**GIVEN INSTRUCTION**
Convert the items below into a JSON list of strings, one string per line, skipping any blank lines.

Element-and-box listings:
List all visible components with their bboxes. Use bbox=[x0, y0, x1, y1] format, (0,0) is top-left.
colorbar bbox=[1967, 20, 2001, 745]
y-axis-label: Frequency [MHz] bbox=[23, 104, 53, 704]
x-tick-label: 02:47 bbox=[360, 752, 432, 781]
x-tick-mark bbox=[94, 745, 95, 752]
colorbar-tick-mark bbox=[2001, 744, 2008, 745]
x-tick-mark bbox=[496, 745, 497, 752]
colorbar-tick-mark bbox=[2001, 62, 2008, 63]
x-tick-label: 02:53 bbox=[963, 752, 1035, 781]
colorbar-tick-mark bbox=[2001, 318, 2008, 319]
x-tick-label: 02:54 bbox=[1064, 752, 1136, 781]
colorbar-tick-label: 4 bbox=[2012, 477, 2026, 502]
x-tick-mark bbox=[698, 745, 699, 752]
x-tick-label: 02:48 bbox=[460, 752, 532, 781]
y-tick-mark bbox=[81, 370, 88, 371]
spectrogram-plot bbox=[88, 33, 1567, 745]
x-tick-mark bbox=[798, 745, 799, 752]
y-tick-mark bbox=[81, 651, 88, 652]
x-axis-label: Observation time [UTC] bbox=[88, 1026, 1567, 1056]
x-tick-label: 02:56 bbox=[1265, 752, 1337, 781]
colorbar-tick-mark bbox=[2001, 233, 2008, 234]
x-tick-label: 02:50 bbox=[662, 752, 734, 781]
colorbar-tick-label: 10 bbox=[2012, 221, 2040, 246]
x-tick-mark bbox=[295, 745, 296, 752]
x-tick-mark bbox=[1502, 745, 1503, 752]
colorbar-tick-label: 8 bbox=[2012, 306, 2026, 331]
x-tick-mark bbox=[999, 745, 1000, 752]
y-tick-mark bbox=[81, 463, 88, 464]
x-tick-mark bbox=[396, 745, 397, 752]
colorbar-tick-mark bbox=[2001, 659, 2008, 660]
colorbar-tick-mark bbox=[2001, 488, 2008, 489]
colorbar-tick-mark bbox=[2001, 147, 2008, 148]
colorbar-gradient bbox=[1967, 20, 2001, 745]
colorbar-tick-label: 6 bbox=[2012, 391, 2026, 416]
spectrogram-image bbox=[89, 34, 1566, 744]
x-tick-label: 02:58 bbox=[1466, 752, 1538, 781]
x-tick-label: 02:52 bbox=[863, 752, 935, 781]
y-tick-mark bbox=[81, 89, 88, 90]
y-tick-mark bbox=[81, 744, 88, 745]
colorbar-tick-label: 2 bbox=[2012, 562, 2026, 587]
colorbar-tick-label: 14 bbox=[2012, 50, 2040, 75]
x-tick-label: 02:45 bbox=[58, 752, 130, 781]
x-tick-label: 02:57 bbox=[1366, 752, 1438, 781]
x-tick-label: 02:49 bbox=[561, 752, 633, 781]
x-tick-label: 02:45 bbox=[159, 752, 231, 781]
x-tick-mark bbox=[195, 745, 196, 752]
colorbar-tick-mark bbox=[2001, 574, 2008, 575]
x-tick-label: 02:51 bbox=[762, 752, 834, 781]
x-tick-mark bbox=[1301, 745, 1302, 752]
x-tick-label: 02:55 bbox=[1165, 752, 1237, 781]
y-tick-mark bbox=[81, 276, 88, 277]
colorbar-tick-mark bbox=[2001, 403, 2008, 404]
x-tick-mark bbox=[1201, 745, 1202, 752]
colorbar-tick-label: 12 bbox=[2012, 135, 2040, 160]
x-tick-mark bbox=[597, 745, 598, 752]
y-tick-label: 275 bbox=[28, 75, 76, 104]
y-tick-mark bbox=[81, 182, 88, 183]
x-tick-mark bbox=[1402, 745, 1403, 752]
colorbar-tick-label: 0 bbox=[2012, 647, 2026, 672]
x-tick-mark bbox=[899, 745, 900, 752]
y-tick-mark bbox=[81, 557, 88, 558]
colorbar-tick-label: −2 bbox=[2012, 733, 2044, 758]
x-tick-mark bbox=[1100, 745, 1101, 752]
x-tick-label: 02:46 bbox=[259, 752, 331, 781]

**FINAL RESULT**
[
  "List all visible components with their bboxes. Use bbox=[x0, y0, x1, y1] format, (0,0) is top-left.",
  "colorbar bbox=[1967, 20, 2001, 745]",
  "y-axis-label: Frequency [MHz] bbox=[23, 104, 53, 704]",
  "x-tick-label: 02:47 bbox=[360, 752, 432, 781]",
  "x-tick-mark bbox=[94, 745, 95, 752]",
  "colorbar-tick-mark bbox=[2001, 744, 2008, 745]",
  "x-tick-mark bbox=[496, 745, 497, 752]",
  "colorbar-tick-mark bbox=[2001, 62, 2008, 63]",
  "x-tick-label: 02:53 bbox=[963, 752, 1035, 781]",
  "colorbar-tick-mark bbox=[2001, 318, 2008, 319]",
  "x-tick-label: 02:54 bbox=[1064, 752, 1136, 781]",
  "colorbar-tick-label: 4 bbox=[2012, 477, 2026, 502]",
  "x-tick-mark bbox=[698, 745, 699, 752]",
  "x-tick-label: 02:48 bbox=[460, 752, 532, 781]",
  "y-tick-mark bbox=[81, 370, 88, 371]",
  "spectrogram-plot bbox=[88, 33, 1567, 745]",
  "x-tick-mark bbox=[798, 745, 799, 752]",
  "y-tick-mark bbox=[81, 651, 88, 652]",
  "x-axis-label: Observation time [UTC] bbox=[88, 1026, 1567, 1056]",
  "x-tick-label: 02:56 bbox=[1265, 752, 1337, 781]",
  "colorbar-tick-mark bbox=[2001, 233, 2008, 234]",
  "x-tick-label: 02:50 bbox=[662, 752, 734, 781]",
  "colorbar-tick-label: 10 bbox=[2012, 221, 2040, 246]",
  "x-tick-mark bbox=[295, 745, 296, 752]",
  "x-tick-mark bbox=[1502, 745, 1503, 752]",
  "colorbar-tick-label: 8 bbox=[2012, 306, 2026, 331]",
  "x-tick-mark bbox=[999, 745, 1000, 752]",
  "y-tick-mark bbox=[81, 463, 88, 464]",
  "x-tick-mark bbox=[396, 745, 397, 752]",
  "colorbar-tick-mark bbox=[2001, 659, 2008, 660]",
  "colorbar-tick-mark bbox=[2001, 488, 2008, 489]",
  "colorbar-tick-mark bbox=[2001, 147, 2008, 148]",
  "colorbar-gradient bbox=[1967, 20, 2001, 745]",
  "colorbar-tick-label: 6 bbox=[2012, 391, 2026, 416]",
  "spectrogram-image bbox=[89, 34, 1566, 744]",
  "x-tick-label: 02:58 bbox=[1466, 752, 1538, 781]",
  "x-tick-label: 02:52 bbox=[863, 752, 935, 781]",
  "y-tick-mark bbox=[81, 89, 88, 90]",
  "y-tick-mark bbox=[81, 744, 88, 745]",
  "colorbar-tick-label: 2 bbox=[2012, 562, 2026, 587]",
  "colorbar-tick-label: 14 bbox=[2012, 50, 2040, 75]",
  "x-tick-label: 02:45 bbox=[58, 752, 130, 781]",
  "x-tick-label: 02:57 bbox=[1366, 752, 1438, 781]",
  "x-tick-label: 02:49 bbox=[561, 752, 633, 781]",
  "x-tick-label: 02:45 bbox=[159, 752, 231, 781]",
  "x-tick-mark bbox=[195, 745, 196, 752]",
  "colorbar-tick-mark bbox=[2001, 574, 2008, 575]",
  "x-tick-label: 02:51 bbox=[762, 752, 834, 781]",
  "x-tick-mark bbox=[1301, 745, 1302, 752]",
  "x-tick-label: 02:55 bbox=[1165, 752, 1237, 781]",
  "y-tick-mark bbox=[81, 276, 88, 277]",
  "colorbar-tick-mark bbox=[2001, 403, 2008, 404]",
  "x-tick-mark bbox=[1201, 745, 1202, 752]",
  "colorbar-tick-label: 12 bbox=[2012, 135, 2040, 160]",
  "x-tick-mark bbox=[597, 745, 598, 752]",
  "y-tick-label: 275 bbox=[28, 75, 76, 104]",
  "y-tick-mark bbox=[81, 182, 88, 183]",
  "x-tick-mark bbox=[1402, 745, 1403, 752]",
  "colorbar-tick-label: 0 bbox=[2012, 647, 2026, 672]",
  "x-tick-mark bbox=[899, 745, 900, 752]",
  "y-tick-mark bbox=[81, 557, 88, 558]",
  "colorbar-tick-label: −2 bbox=[2012, 733, 2044, 758]",
  "x-tick-mark bbox=[1100, 745, 1101, 752]",
  "x-tick-label: 02:46 bbox=[259, 752, 331, 781]"
]